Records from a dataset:
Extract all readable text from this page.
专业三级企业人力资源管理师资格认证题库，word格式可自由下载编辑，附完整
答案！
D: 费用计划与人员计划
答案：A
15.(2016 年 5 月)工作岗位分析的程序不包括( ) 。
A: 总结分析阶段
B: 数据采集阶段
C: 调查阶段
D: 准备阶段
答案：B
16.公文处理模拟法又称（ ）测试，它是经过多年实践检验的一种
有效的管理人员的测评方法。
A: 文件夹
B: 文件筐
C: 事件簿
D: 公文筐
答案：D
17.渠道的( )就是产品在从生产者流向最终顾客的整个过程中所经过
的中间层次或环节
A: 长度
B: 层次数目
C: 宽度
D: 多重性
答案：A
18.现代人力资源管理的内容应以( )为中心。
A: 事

SHORT EXERCISE
Quote all the records. Keep every word exact.

FULL RESPONSE
Extract all readable text from this page.
专业三级企业人力资源管理师资格认证题库，word格式可自由下载编辑，附完整
答案！
D: 费用计划与人员计划
答案：A
15.(2016 年 5 月)工作岗位分析的程序不包括( ) 。
A: 总结分析阶段
B: 数据采集阶段
C: 调查阶段
D: 准备阶段
答案：B
16.公文处理模拟法又称（ ）测试，它是经过多年实践检验的一种
有效的管理人员的测评方法。
A: 文件夹
B: 文件筐
C: 事件簿
D: 公文筐
答案：D
17.渠道的( )就是产品在从生产者流向最终顾客的整个过程中所经过
的中间层次或环节
A: 长度
B: 层次数目
C: 宽度
D: 多重性
答案：A
18.现代人力资源管理的内容应以( )为中心。
A: 事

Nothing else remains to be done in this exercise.